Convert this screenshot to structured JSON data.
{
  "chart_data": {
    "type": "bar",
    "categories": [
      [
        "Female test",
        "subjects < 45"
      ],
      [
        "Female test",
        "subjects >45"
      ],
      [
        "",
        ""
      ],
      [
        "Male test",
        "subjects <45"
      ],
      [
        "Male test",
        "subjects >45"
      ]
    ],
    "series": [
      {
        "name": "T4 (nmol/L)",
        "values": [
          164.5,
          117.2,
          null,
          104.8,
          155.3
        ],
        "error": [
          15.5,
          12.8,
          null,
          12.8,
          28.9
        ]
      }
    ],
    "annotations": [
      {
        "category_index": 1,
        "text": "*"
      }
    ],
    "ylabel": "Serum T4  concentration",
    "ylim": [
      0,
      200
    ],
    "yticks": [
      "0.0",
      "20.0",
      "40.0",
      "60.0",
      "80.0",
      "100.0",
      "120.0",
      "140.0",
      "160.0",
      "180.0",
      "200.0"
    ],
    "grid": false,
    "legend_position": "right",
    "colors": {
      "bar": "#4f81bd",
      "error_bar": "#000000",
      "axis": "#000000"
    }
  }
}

- [WRITTEN INSTRUCTION]: Give back each line above precisely as it stands.

- [FINISHED ANSWER]:
Convert this screenshot to structured JSON data.
{
  "chart_data": {
    "type": "bar",
    "categories": [
      [
        "Female test",
        "subjects < 45"
      ],
      [
        "Female test",
        "subjects >45"
      ],
      [
        "",
        ""
      ],
      [
        "Male test",
        "subjects <45"
      ],
      [
        "Male test",
        "subjects >45"
      ]
    ],
    "series": [
      {
        "name": "T4 (nmol/L)",
        "values": [
          164.5,
          117.2,
          null,
          104.8,
          155.3
        ],
        "error": [
          15.5,
          12.8,
          null,
          12.8,
          28.9
        ]
      }
    ],
    "annotations": [
      {
        "category_index": 1,
        "text": "*"
      }
    ],
    "ylabel": "Serum T4  concentration",
    "ylim": [
      0,
      200
    ],
    "yticks": [
      "0.0",
      "20.0",
      "40.0",
      "60.0",
      "80.0",
      "100.0",
      "120.0",
      "140.0",
      "160.0",
      "180.0",
      "200.0"
    ],
    "grid": false,
    "legend_position": "right",
    "colors": {
      "bar": "#4f81bd",
      "error_bar": "#000000",
      "axis": "#000000"
    }
  }
}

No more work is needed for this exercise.